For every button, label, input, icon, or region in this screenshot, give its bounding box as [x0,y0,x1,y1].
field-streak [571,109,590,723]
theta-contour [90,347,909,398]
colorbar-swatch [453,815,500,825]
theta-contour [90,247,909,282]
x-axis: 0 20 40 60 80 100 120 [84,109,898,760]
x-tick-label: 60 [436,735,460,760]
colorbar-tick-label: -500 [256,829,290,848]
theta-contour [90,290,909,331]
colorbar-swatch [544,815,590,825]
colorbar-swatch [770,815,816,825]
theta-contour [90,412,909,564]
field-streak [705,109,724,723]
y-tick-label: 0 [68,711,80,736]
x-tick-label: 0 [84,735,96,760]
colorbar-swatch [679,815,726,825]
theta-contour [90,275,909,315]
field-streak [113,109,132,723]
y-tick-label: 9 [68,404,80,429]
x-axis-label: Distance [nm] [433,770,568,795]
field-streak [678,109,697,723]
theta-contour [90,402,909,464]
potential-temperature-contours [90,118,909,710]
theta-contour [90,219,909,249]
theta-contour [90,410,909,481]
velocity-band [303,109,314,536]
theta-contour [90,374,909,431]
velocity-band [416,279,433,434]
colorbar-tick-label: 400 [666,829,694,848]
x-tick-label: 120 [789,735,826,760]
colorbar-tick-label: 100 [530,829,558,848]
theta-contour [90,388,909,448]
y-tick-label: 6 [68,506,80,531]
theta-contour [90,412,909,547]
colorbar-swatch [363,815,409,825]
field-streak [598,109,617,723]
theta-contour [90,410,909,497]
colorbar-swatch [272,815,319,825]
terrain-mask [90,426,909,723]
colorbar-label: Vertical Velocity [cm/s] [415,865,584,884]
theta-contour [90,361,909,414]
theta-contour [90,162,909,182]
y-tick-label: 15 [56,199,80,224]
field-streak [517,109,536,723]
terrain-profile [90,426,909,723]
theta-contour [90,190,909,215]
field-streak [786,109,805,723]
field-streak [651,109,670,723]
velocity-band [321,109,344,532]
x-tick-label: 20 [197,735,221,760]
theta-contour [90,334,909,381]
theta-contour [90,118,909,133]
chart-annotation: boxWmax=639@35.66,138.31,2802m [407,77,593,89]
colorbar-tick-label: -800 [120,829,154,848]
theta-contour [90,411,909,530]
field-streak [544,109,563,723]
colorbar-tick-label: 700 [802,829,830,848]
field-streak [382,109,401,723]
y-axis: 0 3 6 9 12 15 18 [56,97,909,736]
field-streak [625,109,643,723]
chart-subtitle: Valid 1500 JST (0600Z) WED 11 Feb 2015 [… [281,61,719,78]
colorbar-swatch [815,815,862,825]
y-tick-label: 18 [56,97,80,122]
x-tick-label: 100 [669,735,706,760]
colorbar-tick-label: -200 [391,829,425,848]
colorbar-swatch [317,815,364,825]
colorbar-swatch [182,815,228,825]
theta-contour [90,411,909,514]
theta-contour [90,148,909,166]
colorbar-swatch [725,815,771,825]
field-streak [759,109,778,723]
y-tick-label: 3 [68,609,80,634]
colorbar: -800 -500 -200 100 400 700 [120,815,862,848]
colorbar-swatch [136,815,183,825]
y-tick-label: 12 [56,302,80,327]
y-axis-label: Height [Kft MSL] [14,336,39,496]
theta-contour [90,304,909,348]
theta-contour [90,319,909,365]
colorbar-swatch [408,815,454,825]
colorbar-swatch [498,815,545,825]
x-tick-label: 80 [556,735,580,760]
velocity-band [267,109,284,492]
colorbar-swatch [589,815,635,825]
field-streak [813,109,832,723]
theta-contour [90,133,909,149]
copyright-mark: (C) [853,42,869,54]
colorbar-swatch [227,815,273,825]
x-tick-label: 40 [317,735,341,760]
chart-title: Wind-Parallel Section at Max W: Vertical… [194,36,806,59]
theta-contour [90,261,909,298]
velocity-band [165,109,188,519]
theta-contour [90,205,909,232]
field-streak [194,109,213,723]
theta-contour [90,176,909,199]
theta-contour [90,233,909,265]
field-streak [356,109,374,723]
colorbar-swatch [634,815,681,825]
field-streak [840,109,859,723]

┄┄┄┄┄┄┄┄┄┄

Reproduce every line of the material above verbatim, preserving its order, wording, and punctuation without alteration.

For every button, label, input, icon, or region in this screenshot, give its bounding box as [x0,y0,x1,y1].
field-streak [571,109,590,723]
theta-contour [90,347,909,398]
colorbar-swatch [453,815,500,825]
theta-contour [90,247,909,282]
x-axis: 0 20 40 60 80 100 120 [84,109,898,760]
x-tick-label: 60 [436,735,460,760]
colorbar-tick-label: -500 [256,829,290,848]
theta-contour [90,290,909,331]
colorbar-swatch [544,815,590,825]
colorbar-swatch [770,815,816,825]
theta-contour [90,412,909,564]
field-streak [705,109,724,723]
y-tick-label: 0 [68,711,80,736]
x-tick-label: 0 [84,735,96,760]
colorbar-swatch [679,815,726,825]
theta-contour [90,275,909,315]
field-streak [113,109,132,723]
y-tick-label: 9 [68,404,80,429]
x-axis-label: Distance [nm] [433,770,568,795]
field-streak [678,109,697,723]
theta-contour [90,402,909,464]
potential-temperature-contours [90,118,909,710]
theta-contour [90,219,909,249]
theta-contour [90,410,909,481]
velocity-band [303,109,314,536]
theta-contour [90,374,909,431]
velocity-band [416,279,433,434]
colorbar-tick-label: 400 [666,829,694,848]
x-tick-label: 120 [789,735,826,760]
colorbar-tick-label: 100 [530,829,558,848]
theta-contour [90,388,909,448]
y-tick-label: 6 [68,506,80,531]
theta-contour [90,412,909,547]
colorbar-swatch [363,815,409,825]
field-streak [598,109,617,723]
theta-contour [90,410,909,497]
colorbar-swatch [272,815,319,825]
terrain-mask [90,426,909,723]
colorbar-label: Vertical Velocity [cm/s] [415,865,584,884]
theta-contour [90,361,909,414]
theta-contour [90,162,909,182]
y-tick-label: 15 [56,199,80,224]
field-streak [517,109,536,723]
terrain-profile [90,426,909,723]
theta-contour [90,190,909,215]
field-streak [786,109,805,723]
field-streak [651,109,670,723]
velocity-band [321,109,344,532]
x-tick-label: 20 [197,735,221,760]
theta-contour [90,334,909,381]
theta-contour [90,118,909,133]
chart-annotation: boxWmax=639@35.66,138.31,2802m [407,77,593,89]
colorbar-tick-label: -800 [120,829,154,848]
theta-contour [90,411,909,530]
field-streak [544,109,563,723]
colorbar-tick-label: 700 [802,829,830,848]
field-streak [382,109,401,723]
y-axis: 0 3 6 9 12 15 18 [56,97,909,736]
field-streak [625,109,643,723]
chart-subtitle: Valid 1500 JST (0600Z) WED 11 Feb 2015 [… [281,61,719,78]
colorbar-swatch [815,815,862,825]
y-tick-label: 18 [56,97,80,122]
x-tick-label: 100 [669,735,706,760]
colorbar-tick-label: -200 [391,829,425,848]
colorbar-swatch [317,815,364,825]
colorbar-swatch [182,815,228,825]
theta-contour [90,411,909,514]
theta-contour [90,148,909,166]
colorbar-swatch [725,815,771,825]
field-streak [759,109,778,723]
y-tick-label: 3 [68,609,80,634]
colorbar: -800 -500 -200 100 400 700 [120,815,862,848]
colorbar-swatch [136,815,183,825]
y-tick-label: 12 [56,302,80,327]
y-axis-label: Height [Kft MSL] [14,336,39,496]
theta-contour [90,304,909,348]
theta-contour [90,319,909,365]
colorbar-swatch [408,815,454,825]
colorbar-swatch [498,815,545,825]
x-tick-label: 80 [556,735,580,760]
velocity-band [267,109,284,492]
colorbar-swatch [589,815,635,825]
field-streak [813,109,832,723]
theta-contour [90,133,909,149]
copyright-mark: (C) [853,42,869,54]
colorbar-swatch [227,815,273,825]
x-tick-label: 40 [317,735,341,760]
chart-title: Wind-Parallel Section at Max W: Vertical… [194,36,806,59]
theta-contour [90,261,909,298]
velocity-band [165,109,188,519]
theta-contour [90,205,909,232]
field-streak [194,109,213,723]
theta-contour [90,176,909,199]
theta-contour [90,233,909,265]
field-streak [356,109,374,723]
colorbar-swatch [634,815,681,825]
field-streak [840,109,859,723]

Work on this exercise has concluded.